Dataset items
— start —
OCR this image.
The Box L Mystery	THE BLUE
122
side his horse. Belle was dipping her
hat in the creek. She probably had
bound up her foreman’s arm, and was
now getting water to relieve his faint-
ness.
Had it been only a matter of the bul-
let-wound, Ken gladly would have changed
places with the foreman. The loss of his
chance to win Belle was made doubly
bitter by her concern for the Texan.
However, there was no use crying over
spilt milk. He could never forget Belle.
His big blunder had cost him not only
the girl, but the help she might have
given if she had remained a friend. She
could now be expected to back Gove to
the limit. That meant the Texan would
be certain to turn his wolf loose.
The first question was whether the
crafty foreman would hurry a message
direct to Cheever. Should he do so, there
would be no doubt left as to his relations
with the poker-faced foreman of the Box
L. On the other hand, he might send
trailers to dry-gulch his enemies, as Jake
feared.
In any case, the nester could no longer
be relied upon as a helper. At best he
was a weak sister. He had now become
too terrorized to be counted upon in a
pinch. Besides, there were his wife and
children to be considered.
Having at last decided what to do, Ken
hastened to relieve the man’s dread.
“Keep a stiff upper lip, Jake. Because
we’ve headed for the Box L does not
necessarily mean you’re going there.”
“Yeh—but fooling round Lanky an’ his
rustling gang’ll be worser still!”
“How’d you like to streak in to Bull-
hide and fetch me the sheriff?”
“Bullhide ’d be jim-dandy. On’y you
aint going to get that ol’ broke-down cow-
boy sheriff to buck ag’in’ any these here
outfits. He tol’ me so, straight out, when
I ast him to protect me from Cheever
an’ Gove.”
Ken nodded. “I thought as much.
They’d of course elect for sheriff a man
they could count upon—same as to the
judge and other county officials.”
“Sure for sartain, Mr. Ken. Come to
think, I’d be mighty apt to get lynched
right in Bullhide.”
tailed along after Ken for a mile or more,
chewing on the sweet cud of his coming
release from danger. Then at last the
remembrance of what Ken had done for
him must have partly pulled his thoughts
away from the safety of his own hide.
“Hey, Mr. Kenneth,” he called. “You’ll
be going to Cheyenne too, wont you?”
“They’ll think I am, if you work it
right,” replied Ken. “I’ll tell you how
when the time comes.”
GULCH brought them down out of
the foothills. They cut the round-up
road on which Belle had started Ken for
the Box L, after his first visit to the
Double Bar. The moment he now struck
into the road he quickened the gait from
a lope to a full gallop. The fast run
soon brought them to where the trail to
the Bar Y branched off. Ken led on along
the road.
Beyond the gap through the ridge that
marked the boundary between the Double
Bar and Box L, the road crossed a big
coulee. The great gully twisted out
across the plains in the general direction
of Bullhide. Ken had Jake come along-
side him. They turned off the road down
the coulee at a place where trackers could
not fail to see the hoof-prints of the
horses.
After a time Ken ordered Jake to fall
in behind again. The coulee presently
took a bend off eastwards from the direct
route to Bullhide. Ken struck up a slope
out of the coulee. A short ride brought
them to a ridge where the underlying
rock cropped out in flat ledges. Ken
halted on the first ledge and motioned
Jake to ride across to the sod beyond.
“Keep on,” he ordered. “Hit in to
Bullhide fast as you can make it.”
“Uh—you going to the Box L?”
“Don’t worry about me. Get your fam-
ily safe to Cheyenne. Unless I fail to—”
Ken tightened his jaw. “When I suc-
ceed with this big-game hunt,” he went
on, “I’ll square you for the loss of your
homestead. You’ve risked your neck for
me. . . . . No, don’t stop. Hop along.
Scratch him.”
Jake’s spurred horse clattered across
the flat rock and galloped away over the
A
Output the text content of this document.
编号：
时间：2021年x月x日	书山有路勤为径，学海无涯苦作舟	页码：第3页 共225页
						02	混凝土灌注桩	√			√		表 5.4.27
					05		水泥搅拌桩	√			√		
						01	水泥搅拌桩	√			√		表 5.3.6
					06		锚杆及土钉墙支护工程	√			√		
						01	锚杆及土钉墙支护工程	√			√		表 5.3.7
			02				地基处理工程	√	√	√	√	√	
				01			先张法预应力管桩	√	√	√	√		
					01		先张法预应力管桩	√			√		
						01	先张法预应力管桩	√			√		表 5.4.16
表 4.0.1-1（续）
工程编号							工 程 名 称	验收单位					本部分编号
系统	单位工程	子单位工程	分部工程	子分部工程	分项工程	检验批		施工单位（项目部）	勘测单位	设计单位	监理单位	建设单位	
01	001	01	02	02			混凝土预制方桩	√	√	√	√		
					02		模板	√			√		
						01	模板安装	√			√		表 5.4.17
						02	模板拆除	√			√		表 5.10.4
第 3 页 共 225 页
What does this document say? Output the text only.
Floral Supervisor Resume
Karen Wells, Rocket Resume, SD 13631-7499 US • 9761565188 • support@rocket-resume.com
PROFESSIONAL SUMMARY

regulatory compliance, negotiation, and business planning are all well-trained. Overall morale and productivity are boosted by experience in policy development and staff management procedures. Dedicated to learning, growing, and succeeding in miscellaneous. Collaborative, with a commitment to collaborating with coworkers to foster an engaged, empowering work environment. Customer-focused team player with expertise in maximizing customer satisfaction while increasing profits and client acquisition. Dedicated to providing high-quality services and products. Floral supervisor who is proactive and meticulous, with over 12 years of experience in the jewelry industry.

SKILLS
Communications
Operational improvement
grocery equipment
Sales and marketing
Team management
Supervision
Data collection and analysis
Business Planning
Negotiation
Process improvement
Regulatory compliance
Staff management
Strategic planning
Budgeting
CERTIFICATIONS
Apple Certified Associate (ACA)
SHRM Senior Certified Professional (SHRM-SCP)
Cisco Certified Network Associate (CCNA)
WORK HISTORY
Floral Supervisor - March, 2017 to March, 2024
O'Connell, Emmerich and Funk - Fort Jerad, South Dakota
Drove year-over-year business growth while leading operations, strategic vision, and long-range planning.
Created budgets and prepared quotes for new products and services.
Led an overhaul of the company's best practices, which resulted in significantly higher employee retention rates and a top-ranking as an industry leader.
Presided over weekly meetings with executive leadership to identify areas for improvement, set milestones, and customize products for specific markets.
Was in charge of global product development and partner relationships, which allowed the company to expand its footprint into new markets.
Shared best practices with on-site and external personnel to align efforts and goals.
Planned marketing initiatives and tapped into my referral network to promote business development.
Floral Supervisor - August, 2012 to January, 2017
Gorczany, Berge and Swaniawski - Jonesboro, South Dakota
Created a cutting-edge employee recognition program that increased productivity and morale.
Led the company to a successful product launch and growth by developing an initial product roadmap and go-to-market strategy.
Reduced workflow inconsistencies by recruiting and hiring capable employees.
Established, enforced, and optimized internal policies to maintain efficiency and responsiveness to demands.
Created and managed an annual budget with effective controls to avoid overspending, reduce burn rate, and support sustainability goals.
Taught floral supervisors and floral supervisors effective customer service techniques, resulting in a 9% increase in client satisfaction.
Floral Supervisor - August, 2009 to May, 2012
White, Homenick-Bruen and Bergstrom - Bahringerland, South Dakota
— end —
EXERCISE: All of the lines above need to be given again exactly.

FULL OUTPUT:
OCR this image.
The Box L Mystery	THE BLUE
122
side his horse. Belle was dipping her
hat in the creek. She probably had
bound up her foreman’s arm, and was
now getting water to relieve his faint-
ness.
Had it been only a matter of the bul-
let-wound, Ken gladly would have changed
places with the foreman. The loss of his
chance to win Belle was made doubly
bitter by her concern for the Texan.
However, there was no use crying over
spilt milk. He could never forget Belle.
His big blunder had cost him not only
the girl, but the help she might have
given if she had remained a friend. She
could now be expected to back Gove to
the limit. That meant the Texan would
be certain to turn his wolf loose.
The first question was whether the
crafty foreman would hurry a message
direct to Cheever. Should he do so, there
would be no doubt left as to his relations
with the poker-faced foreman of the Box
L. On the other hand, he might send
trailers to dry-gulch his enemies, as Jake
feared.
In any case, the nester could no longer
be relied upon as a helper. At best he
was a weak sister. He had now become
too terrorized to be counted upon in a
pinch. Besides, there were his wife and
children to be considered.
Having at last decided what to do, Ken
hastened to relieve the man’s dread.
“Keep a stiff upper lip, Jake. Because
we’ve headed for the Box L does not
necessarily mean you’re going there.”
“Yeh—but fooling round Lanky an’ his
rustling gang’ll be worser still!”
“How’d you like to streak in to Bull-
hide and fetch me the sheriff?”
“Bullhide ’d be jim-dandy. On’y you
aint going to get that ol’ broke-down cow-
boy sheriff to buck ag’in’ any these here
outfits. He tol’ me so, straight out, when
I ast him to protect me from Cheever
an’ Gove.”
Ken nodded. “I thought as much.
They’d of course elect for sheriff a man
they could count upon—same as to the
judge and other county officials.”
“Sure for sartain, Mr. Ken. Come to
think, I’d be mighty apt to get lynched
right in Bullhide.”
tailed along after Ken for a mile or more,
chewing on the sweet cud of his coming
release from danger. Then at last the
remembrance of what Ken had done for
him must have partly pulled his thoughts
away from the safety of his own hide.
“Hey, Mr. Kenneth,” he called. “You’ll
be going to Cheyenne too, wont you?”
“They’ll think I am, if you work it
right,” replied Ken. “I’ll tell you how
when the time comes.”
GULCH brought them down out of
the foothills. They cut the round-up
road on which Belle had started Ken for
the Box L, after his first visit to the
Double Bar. The moment he now struck
into the road he quickened the gait from
a lope to a full gallop. The fast run
soon brought them to where the trail to
the Bar Y branched off. Ken led on along
the road.
Beyond the gap through the ridge that
marked the boundary between the Double
Bar and Box L, the road crossed a big
coulee. The great gully twisted out
across the plains in the general direction
of Bullhide. Ken had Jake come along-
side him. They turned off the road down
the coulee at a place where trackers could
not fail to see the hoof-prints of the
horses.
After a time Ken ordered Jake to fall
in behind again. The coulee presently
took a bend off eastwards from the direct
route to Bullhide. Ken struck up a slope
out of the coulee. A short ride brought
them to a ridge where the underlying
rock cropped out in flat ledges. Ken
halted on the first ledge and motioned
Jake to ride across to the sod beyond.
“Keep on,” he ordered. “Hit in to
Bullhide fast as you can make it.”
“Uh—you going to the Box L?”
“Don’t worry about me. Get your fam-
ily safe to Cheyenne. Unless I fail to—”
Ken tightened his jaw. “When I suc-
ceed with this big-game hunt,” he went
on, “I’ll square you for the loss of your
homestead. You’ve risked your neck for
me. . . . . No, don’t stop. Hop along.
Scratch him.”
Jake’s spurred horse clattered across
the flat rock and galloped away over the
A
Output the text content of this document.
编号：
时间：2021年x月x日	书山有路勤为径，学海无涯苦作舟	页码：第3页 共225页
						02	混凝土灌注桩	√			√		表 5.4.27
					05		水泥搅拌桩	√			√		
						01	水泥搅拌桩	√			√		表 5.3.6
					06		锚杆及土钉墙支护工程	√			√		
						01	锚杆及土钉墙支护工程	√			√		表 5.3.7
			02				地基处理工程	√	√	√	√	√	
				01			先张法预应力管桩	√	√	√	√		
					01		先张法预应力管桩	√			√		
						01	先张法预应力管桩	√			√		表 5.4.16
表 4.0.1-1（续）
工程编号							工 程 名 称	验收单位					本部分编号
系统	单位工程	子单位工程	分部工程	子分部工程	分项工程	检验批		施工单位（项目部）	勘测单位	设计单位	监理单位	建设单位	
01	001	01	02	02			混凝土预制方桩	√	√	√	√		
					02		模板	√			√		
						01	模板安装	√			√		表 5.4.17
						02	模板拆除	√			√		表 5.10.4
第 3 页 共 225 页
What does this document say? Output the text only.
Floral Supervisor Resume
Karen Wells, Rocket Resume, SD 13631-7499 US • 9761565188 • support@rocket-resume.com
PROFESSIONAL SUMMARY

regulatory compliance, negotiation, and business planning are all well-trained. Overall morale and productivity are boosted by experience in policy development and staff management procedures. Dedicated to learning, growing, and succeeding in miscellaneous. Collaborative, with a commitment to collaborating with coworkers to foster an engaged, empowering work environment. Customer-focused team player with expertise in maximizing customer satisfaction while increasing profits and client acquisition. Dedicated to providing high-quality services and products. Floral supervisor who is proactive and meticulous, with over 12 years of experience in the jewelry industry.

SKILLS
Communications
Operational improvement
grocery equipment
Sales and marketing
Team management
Supervision
Data collection and analysis
Business Planning
Negotiation
Process improvement
Regulatory compliance
Staff management
Strategic planning
Budgeting
CERTIFICATIONS
Apple Certified Associate (ACA)
SHRM Senior Certified Professional (SHRM-SCP)
Cisco Certified Network Associate (CCNA)
WORK HISTORY
Floral Supervisor - March, 2017 to March, 2024
O'Connell, Emmerich and Funk - Fort Jerad, South Dakota
Drove year-over-year business growth while leading operations, strategic vision, and long-range planning.
Created budgets and prepared quotes for new products and services.
Led an overhaul of the company's best practices, which resulted in significantly higher employee retention rates and a top-ranking as an industry leader.
Presided over weekly meetings with executive leadership to identify areas for improvement, set milestones, and customize products for specific markets.
Was in charge of global product development and partner relationships, which allowed the company to expand its footprint into new markets.
Shared best practices with on-site and external personnel to align efforts and goals.
Planned marketing initiatives and tapped into my referral network to promote business development.
Floral Supervisor - August, 2012 to January, 2017
Gorczany, Berge and Swaniawski - Jonesboro, South Dakota
Created a cutting-edge employee recognition program that increased productivity and morale.
Led the company to a successful product launch and growth by developing an initial product roadmap and go-to-market strategy.
Reduced workflow inconsistencies by recruiting and hiring capable employees.
Established, enforced, and optimized internal policies to maintain efficiency and responsiveness to demands.
Created and managed an annual budget with effective controls to avoid overspending, reduce burn rate, and support sustainability goals.
Taught floral supervisors and floral supervisors effective customer service techniques, resulting in a 9% increase in client satisfaction.
Floral Supervisor - August, 2009 to May, 2012
White, Homenick-Bruen and Bergstrom - Bahringerland, South Dakota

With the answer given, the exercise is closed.